> EXTRACTED DATA:
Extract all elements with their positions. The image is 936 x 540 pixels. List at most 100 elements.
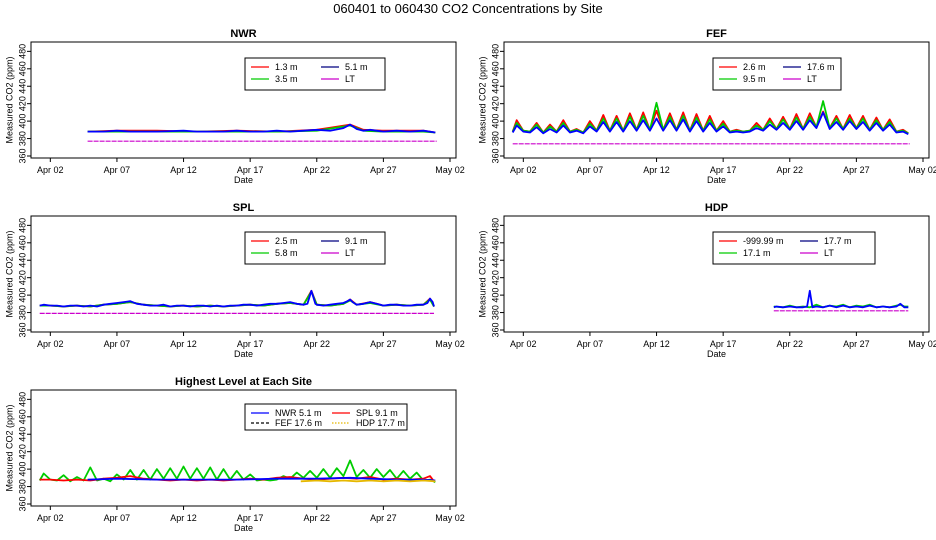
chart-title-fef: FEF	[706, 28, 727, 40]
y-tick-label-highest-1: 380	[17, 479, 27, 494]
x-tick-label-highest-2: Apr 12	[170, 513, 197, 523]
x-axis-label-hdp: Date	[707, 349, 726, 359]
y-axis-label-fef: Measured CO2 (ppm)	[477, 56, 487, 143]
legend-box-highest	[244, 403, 408, 431]
x-tick-label-hdp-1: Apr 07	[577, 339, 604, 349]
series-line-highest-2	[87, 476, 436, 482]
x-tick-label-fef-4: Apr 22	[777, 165, 804, 175]
x-tick-label-hdp-0: Apr 02	[510, 339, 537, 349]
y-tick-label-highest-0: 360	[17, 496, 27, 511]
x-tick-label-fef-2: Apr 12	[643, 165, 670, 175]
main-title: 060401 to 060430 CO2 Concentrations by S…	[333, 1, 603, 16]
legend-label-nwr-2: 3.5 m	[275, 74, 298, 84]
x-tick-label-spl-3: Apr 17	[237, 339, 264, 349]
legend-box-nwr	[244, 57, 386, 91]
x-tick-label-nwr-6: May 02	[435, 165, 465, 175]
x-tick-label-nwr-0: Apr 02	[37, 165, 64, 175]
y-tick-label-nwr-6: 480	[17, 44, 27, 59]
y-axis-label-spl: Measured CO2 (ppm)	[4, 230, 14, 317]
y-tick-label-fef-3: 420	[490, 96, 500, 111]
plot-frame-highest	[30, 389, 457, 507]
legend-box-spl	[244, 231, 386, 265]
x-tick-label-fef-6: May 02	[908, 165, 936, 175]
x-tick-label-highest-4: Apr 22	[304, 513, 331, 523]
y-tick-label-fef-6: 480	[490, 44, 500, 59]
x-axis-label-spl: Date	[234, 349, 253, 359]
x-tick-label-fef-5: Apr 27	[843, 165, 870, 175]
chart-title-highest: Highest Level at Each Site	[175, 376, 312, 388]
x-tick-label-highest-5: Apr 27	[370, 513, 397, 523]
y-tick-label-hdp-2: 400	[490, 288, 500, 303]
y-tick-label-spl-0: 360	[17, 322, 27, 337]
legend-label-fef-0: 2.6 m	[743, 62, 766, 72]
legend-label-fef-2: 9.5 m	[743, 74, 766, 84]
legend-label-spl-1: 9.1 m	[345, 236, 368, 246]
x-tick-label-hdp-5: Apr 27	[843, 339, 870, 349]
y-tick-label-hdp-4: 440	[490, 253, 500, 268]
y-tick-label-nwr-4: 440	[17, 79, 27, 94]
legend-label-nwr-1: 5.1 m	[345, 62, 368, 72]
legend-box-hdp	[712, 231, 876, 265]
legend-label-highest-0: NWR 5.1 m	[275, 408, 322, 418]
x-tick-label-nwr-1: Apr 07	[104, 165, 131, 175]
series-line-spl-2	[39, 289, 435, 308]
y-tick-label-nwr-0: 360	[17, 148, 27, 163]
legend-label-nwr-0: 1.3 m	[275, 62, 298, 72]
y-tick-label-fef-2: 400	[490, 114, 500, 129]
x-tick-label-nwr-3: Apr 17	[237, 165, 264, 175]
y-tick-label-nwr-1: 380	[17, 131, 27, 146]
x-tick-label-nwr-4: Apr 22	[304, 165, 331, 175]
legend-label-fef-3: LT	[807, 74, 817, 84]
y-tick-label-fef-5: 460	[490, 61, 500, 76]
y-axis-label-nwr: Measured CO2 (ppm)	[4, 56, 14, 143]
y-tick-label-hdp-5: 460	[490, 235, 500, 250]
x-tick-label-hdp-6: May 02	[908, 339, 936, 349]
x-axis-label-highest: Date	[234, 523, 253, 533]
y-axis-label-hdp: Measured CO2 (ppm)	[477, 230, 487, 317]
y-tick-label-highest-4: 440	[17, 427, 27, 442]
y-tick-label-highest-3: 420	[17, 444, 27, 459]
y-tick-label-fef-4: 440	[490, 79, 500, 94]
x-tick-label-hdp-4: Apr 22	[777, 339, 804, 349]
y-tick-label-fef-0: 360	[490, 148, 500, 163]
y-tick-label-highest-5: 460	[17, 409, 27, 424]
y-tick-label-highest-2: 400	[17, 462, 27, 477]
y-tick-label-fef-1: 380	[490, 131, 500, 146]
plot-frame-fef	[503, 41, 930, 159]
legend-label-highest-3: HDP 17.7 m	[356, 418, 405, 428]
chart-title-hdp: HDP	[705, 202, 728, 214]
x-tick-label-nwr-2: Apr 12	[170, 165, 197, 175]
legend-label-spl-3: LT	[345, 248, 355, 258]
legend-label-spl-2: 5.8 m	[275, 248, 298, 258]
y-tick-label-hdp-1: 380	[490, 305, 500, 320]
chart-title-nwr: NWR	[230, 28, 256, 40]
series-line-fef-2	[511, 111, 909, 136]
y-tick-label-hdp-0: 360	[490, 322, 500, 337]
series-line-spl-1	[39, 290, 435, 308]
series-line-nwr-2	[87, 123, 436, 134]
legend-label-hdp-2: 17.1 m	[743, 248, 771, 258]
x-tick-label-nwr-5: Apr 27	[370, 165, 397, 175]
legend-label-spl-0: 2.5 m	[275, 236, 298, 246]
chart-title-spl: SPL	[233, 202, 255, 214]
y-tick-label-nwr-5: 460	[17, 61, 27, 76]
x-tick-label-spl-0: Apr 02	[37, 339, 64, 349]
y-tick-label-nwr-3: 420	[17, 96, 27, 111]
legend-box-fef	[712, 57, 842, 91]
x-tick-label-hdp-2: Apr 12	[643, 339, 670, 349]
legend-label-hdp-0: -999.99 m	[743, 236, 784, 246]
x-tick-label-spl-6: May 02	[435, 339, 465, 349]
y-tick-label-nwr-2: 400	[17, 114, 27, 129]
x-tick-label-fef-3: Apr 17	[710, 165, 737, 175]
x-tick-label-highest-6: May 02	[435, 513, 465, 523]
y-tick-label-spl-2: 400	[17, 288, 27, 303]
y-tick-label-spl-1: 380	[17, 305, 27, 320]
y-tick-label-hdp-3: 420	[490, 270, 500, 285]
legend-label-hdp-1: 17.7 m	[824, 236, 852, 246]
series-line-highest-3	[300, 479, 436, 483]
x-tick-label-spl-5: Apr 27	[370, 339, 397, 349]
x-tick-label-fef-1: Apr 07	[577, 165, 604, 175]
legend-label-fef-1: 17.6 m	[807, 62, 835, 72]
y-tick-label-highest-6: 480	[17, 392, 27, 407]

> CHALLENGE: Convert every line of the rows above into a Markdown table with the columns Line and Text, giving each line its number and skipping blank lines. Leave the pictures out.

> SOLUTION TO THIS TASK:
| Line | Text |
|---|---|
| 1 | Extract all elements with their positions. The image is 936 x 540 pixels. List at most 100 elements. |
| 2 | chart-title-fef: FEF	[706, 28, 727, 40] |
| 3 | y-tick-label-highest-1: 380	[17, 479, 27, 494] |
| 4 | x-tick-label-highest-2: Apr 12	[170, 513, 197, 523] |
| 5 | x-axis-label-hdp: Date	[707, 349, 726, 359] |
| 6 | y-axis-label-fef: Measured CO2 (ppm)	[477, 56, 487, 143] |
| 7 | legend-box-highest	[244, 403, 408, 431] |
| 8 | x-tick-label-hdp-1: Apr 07	[577, 339, 604, 349] |
| 9 | series-line-highest-2	[87, 476, 436, 482] |
| 10 | x-tick-label-fef-4: Apr 22	[777, 165, 804, 175] |
| 11 | x-tick-label-hdp-0: Apr 02	[510, 339, 537, 349] |
| 12 | y-tick-label-highest-0: 360	[17, 496, 27, 511] |
| 13 | x-tick-label-fef-2: Apr 12	[643, 165, 670, 175] |
| 14 | main-title: 060401 to 060430 CO2 Concentrations by S…	[333, 1, 603, 16] |
| 15 | legend-label-nwr-2: 3.5 m	[275, 74, 298, 84] |
| 16 | x-tick-label-spl-3: Apr 17	[237, 339, 264, 349] |
| 17 | legend-box-nwr	[244, 57, 386, 91] |
| 18 | x-tick-label-nwr-6: May 02	[435, 165, 465, 175] |
| 19 | x-tick-label-nwr-0: Apr 02	[37, 165, 64, 175] |
| 20 | y-tick-label-nwr-6: 480	[17, 44, 27, 59] |
| 21 | y-axis-label-spl: Measured CO2 (ppm)	[4, 230, 14, 317] |
| 22 | y-tick-label-fef-3: 420	[490, 96, 500, 111] |
| 23 | plot-frame-highest	[30, 389, 457, 507] |
| 24 | legend-box-spl	[244, 231, 386, 265] |
| 25 | x-tick-label-fef-6: May 02	[908, 165, 936, 175] |
| 26 | x-tick-label-highest-4: Apr 22	[304, 513, 331, 523] |
| 27 | y-tick-label-fef-6: 480	[490, 44, 500, 59] |
| 28 | x-axis-label-spl: Date	[234, 349, 253, 359] |
| 29 | x-tick-label-fef-5: Apr 27	[843, 165, 870, 175] |
| 30 | chart-title-highest: Highest Level at Each Site	[175, 376, 312, 388] |
| 31 | x-tick-label-highest-5: Apr 27	[370, 513, 397, 523] |
| 32 | y-tick-label-hdp-2: 400	[490, 288, 500, 303] |
| 33 | y-tick-label-spl-0: 360	[17, 322, 27, 337] |
| 34 | legend-label-fef-0: 2.6 m	[743, 62, 766, 72] |
| 35 | legend-label-fef-2: 9.5 m	[743, 74, 766, 84] |
| 36 | legend-label-spl-1: 9.1 m	[345, 236, 368, 246] |
| 37 | x-tick-label-hdp-5: Apr 27	[843, 339, 870, 349] |
| 38 | y-tick-label-hdp-4: 440	[490, 253, 500, 268] |
| 39 | y-tick-label-nwr-4: 440	[17, 79, 27, 94] |
| 40 | legend-label-nwr-1: 5.1 m	[345, 62, 368, 72] |
| 41 | legend-box-hdp	[712, 231, 876, 265] |
| 42 | legend-label-highest-0: NWR 5.1 m	[275, 408, 322, 418] |
| 43 | x-tick-label-nwr-1: Apr 07	[104, 165, 131, 175] |
| 44 | series-line-spl-2	[39, 289, 435, 308] |
| 45 | y-tick-label-nwr-0: 360	[17, 148, 27, 163] |
| 46 | legend-label-nwr-0: 1.3 m	[275, 62, 298, 72] |
| 47 | y-tick-label-fef-2: 400	[490, 114, 500, 129] |
| 48 | x-tick-label-nwr-3: Apr 17	[237, 165, 264, 175] |
| 49 | y-tick-label-nwr-1: 380	[17, 131, 27, 146] |
| 50 | x-tick-label-nwr-4: Apr 22	[304, 165, 331, 175] |
| 51 | legend-label-fef-3: LT	[807, 74, 817, 84] |
| 52 | y-tick-label-fef-5: 460	[490, 61, 500, 76] |
| 53 | y-axis-label-nwr: Measured CO2 (ppm)	[4, 56, 14, 143] |
| 54 | y-tick-label-hdp-5: 460	[490, 235, 500, 250] |
| 55 | x-tick-label-hdp-6: May 02	[908, 339, 936, 349] |
| 56 | x-axis-label-highest: Date	[234, 523, 253, 533] |
| 57 | y-axis-label-hdp: Measured CO2 (ppm)	[477, 230, 487, 317] |
| 58 | y-tick-label-highest-4: 440	[17, 427, 27, 442] |
| 59 | y-tick-label-highest-3: 420	[17, 444, 27, 459] |
| 60 | y-tick-label-fef-4: 440	[490, 79, 500, 94] |
| 61 | x-tick-label-hdp-4: Apr 22	[777, 339, 804, 349] |
| 62 | y-tick-label-fef-0: 360	[490, 148, 500, 163] |
| 63 | y-tick-label-highest-5: 460	[17, 409, 27, 424] |
| 64 | y-tick-label-highest-2: 400	[17, 462, 27, 477] |
| 65 | y-tick-label-fef-1: 380	[490, 131, 500, 146] |
| 66 | plot-frame-fef	[503, 41, 930, 159] |
| 67 | legend-label-highest-3: HDP 17.7 m	[356, 418, 405, 428] |
| 68 | chart-title-hdp: HDP	[705, 202, 728, 214] |
| 69 | x-tick-label-nwr-2: Apr 12	[170, 165, 197, 175] |
| 70 | legend-label-spl-3: LT	[345, 248, 355, 258] |
| 71 | legend-label-spl-2: 5.8 m	[275, 248, 298, 258] |
| 72 | y-tick-label-hdp-1: 380	[490, 305, 500, 320] |
| 73 | chart-title-nwr: NWR	[230, 28, 256, 40] |
| 74 | series-line-fef-2	[511, 111, 909, 136] |
| 75 | y-tick-label-hdp-0: 360	[490, 322, 500, 337] |
| 76 | series-line-spl-1	[39, 290, 435, 308] |
| 77 | series-line-nwr-2	[87, 123, 436, 134] |
| 78 | legend-label-hdp-2: 17.1 m	[743, 248, 771, 258] |
| 79 | x-tick-label-nwr-5: Apr 27	[370, 165, 397, 175] |
| 80 | legend-label-spl-0: 2.5 m	[275, 236, 298, 246] |
| 81 | chart-title-spl: SPL	[233, 202, 255, 214] |
| 82 | y-tick-label-nwr-5: 460	[17, 61, 27, 76] |
| 83 | x-tick-label-spl-0: Apr 02	[37, 339, 64, 349] |
| 84 | y-tick-label-nwr-3: 420	[17, 96, 27, 111] |
| 85 | legend-box-fef	[712, 57, 842, 91] |
| 86 | x-tick-label-hdp-2: Apr 12	[643, 339, 670, 349] |
| 87 | legend-label-hdp-0: -999.99 m	[743, 236, 784, 246] |
| 88 | x-tick-label-spl-6: May 02	[435, 339, 465, 349] |
| 89 | y-tick-label-nwr-2: 400	[17, 114, 27, 129] |
| 90 | x-tick-label-fef-3: Apr 17	[710, 165, 737, 175] |
| 91 | x-tick-label-highest-6: May 02	[435, 513, 465, 523] |
| 92 | y-tick-label-spl-2: 400	[17, 288, 27, 303] |
| 93 | y-tick-label-spl-1: 380	[17, 305, 27, 320] |
| 94 | y-tick-label-hdp-3: 420	[490, 270, 500, 285] |
| 95 | legend-label-hdp-1: 17.7 m	[824, 236, 852, 246] |
| 96 | series-line-highest-3	[300, 479, 436, 483] |
| 97 | x-tick-label-spl-5: Apr 27	[370, 339, 397, 349] |
| 98 | x-tick-label-fef-1: Apr 07	[577, 165, 604, 175] |
| 99 | legend-label-fef-1: 17.6 m	[807, 62, 835, 72] |
| 100 | y-tick-label-highest-6: 480	[17, 392, 27, 407] |